Exercise instructions =
Print the entries below in their entirety, exactly as they are written.

[Data records]

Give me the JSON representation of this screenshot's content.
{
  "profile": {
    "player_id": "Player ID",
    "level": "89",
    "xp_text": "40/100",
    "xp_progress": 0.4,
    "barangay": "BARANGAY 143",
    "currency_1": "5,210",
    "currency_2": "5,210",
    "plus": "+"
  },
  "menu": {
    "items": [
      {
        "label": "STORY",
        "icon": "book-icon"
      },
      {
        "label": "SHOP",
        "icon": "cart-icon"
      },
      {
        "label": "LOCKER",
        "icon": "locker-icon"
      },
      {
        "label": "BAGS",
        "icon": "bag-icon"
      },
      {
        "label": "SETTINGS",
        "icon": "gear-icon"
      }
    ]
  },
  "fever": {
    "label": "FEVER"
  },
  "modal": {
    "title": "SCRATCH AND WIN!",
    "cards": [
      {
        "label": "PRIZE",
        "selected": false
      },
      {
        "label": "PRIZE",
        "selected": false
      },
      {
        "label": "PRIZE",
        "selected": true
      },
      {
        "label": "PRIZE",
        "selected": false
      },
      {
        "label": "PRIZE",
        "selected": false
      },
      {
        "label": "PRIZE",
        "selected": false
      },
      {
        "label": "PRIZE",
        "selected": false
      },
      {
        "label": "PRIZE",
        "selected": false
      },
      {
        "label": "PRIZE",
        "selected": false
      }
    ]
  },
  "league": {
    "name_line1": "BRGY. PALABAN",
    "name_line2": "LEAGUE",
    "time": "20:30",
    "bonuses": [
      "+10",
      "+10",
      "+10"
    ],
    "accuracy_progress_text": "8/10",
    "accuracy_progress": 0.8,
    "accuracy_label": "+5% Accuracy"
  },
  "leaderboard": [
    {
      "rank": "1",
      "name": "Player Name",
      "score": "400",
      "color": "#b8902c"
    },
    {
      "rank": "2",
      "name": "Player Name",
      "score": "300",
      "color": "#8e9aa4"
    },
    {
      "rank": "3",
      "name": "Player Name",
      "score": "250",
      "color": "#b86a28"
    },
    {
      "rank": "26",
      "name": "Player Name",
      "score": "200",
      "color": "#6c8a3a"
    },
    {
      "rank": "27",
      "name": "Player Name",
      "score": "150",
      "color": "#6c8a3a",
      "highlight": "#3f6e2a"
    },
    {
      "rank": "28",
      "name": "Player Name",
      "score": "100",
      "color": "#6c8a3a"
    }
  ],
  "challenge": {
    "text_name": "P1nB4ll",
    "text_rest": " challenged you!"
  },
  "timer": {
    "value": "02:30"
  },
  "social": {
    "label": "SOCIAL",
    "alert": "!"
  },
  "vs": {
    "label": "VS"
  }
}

Task solution =
Give me the JSON representation of this screenshot's content.
{
  "profile": {
    "player_id": "Player ID",
    "level": "89",
    "xp_text": "40/100",
    "xp_progress": 0.4,
    "barangay": "BARANGAY 143",
    "currency_1": "5,210",
    "currency_2": "5,210",
    "plus": "+"
  },
  "menu": {
    "items": [
      {
        "label": "STORY",
        "icon": "book-icon"
      },
      {
        "label": "SHOP",
        "icon": "cart-icon"
      },
      {
        "label": "LOCKER",
        "icon": "locker-icon"
      },
      {
        "label": "BAGS",
        "icon": "bag-icon"
      },
      {
        "label": "SETTINGS",
        "icon": "gear-icon"
      }
    ]
  },
  "fever": {
    "label": "FEVER"
  },
  "modal": {
    "title": "SCRATCH AND WIN!",
    "cards": [
      {
        "label": "PRIZE",
        "selected": false
      },
      {
        "label": "PRIZE",
        "selected": false
      },
      {
        "label": "PRIZE",
        "selected": true
      },
      {
        "label": "PRIZE",
        "selected": false
      },
      {
        "label": "PRIZE",
        "selected": false
      },
      {
        "label": "PRIZE",
        "selected": false
      },
      {
        "label": "PRIZE",
        "selected": false
      },
      {
        "label": "PRIZE",
        "selected": false
      },
      {
        "label": "PRIZE",
        "selected": false
      }
    ]
  },
  "league": {
    "name_line1": "BRGY. PALABAN",
    "name_line2": "LEAGUE",
    "time": "20:30",
    "bonuses": [
      "+10",
      "+10",
      "+10"
    ],
    "accuracy_progress_text": "8/10",
    "accuracy_progress": 0.8,
    "accuracy_label": "+5% Accuracy"
  },
  "leaderboard": [
    {
      "rank": "1",
      "name": "Player Name",
      "score": "400",
      "color": "#b8902c"
    },
    {
      "rank": "2",
      "name": "Player Name",
      "score": "300",
      "color": "#8e9aa4"
    },
    {
      "rank": "3",
      "name": "Player Name",
      "score": "250",
      "color": "#b86a28"
    },
    {
      "rank": "26",
      "name": "Player Name",
      "score": "200",
      "color": "#6c8a3a"
    },
    {
      "rank": "27",
      "name": "Player Name",
      "score": "150",
      "color": "#6c8a3a",
      "highlight": "#3f6e2a"
    },
    {
      "rank": "28",
      "name": "Player Name",
      "score": "100",
      "color": "#6c8a3a"
    }
  ],
  "challenge": {
    "text_name": "P1nB4ll",
    "text_rest": " challenged you!"
  },
  "timer": {
    "value": "02:30"
  },
  "social": {
    "label": "SOCIAL",
    "alert": "!"
  },
  "vs": {
    "label": "VS"
  }
}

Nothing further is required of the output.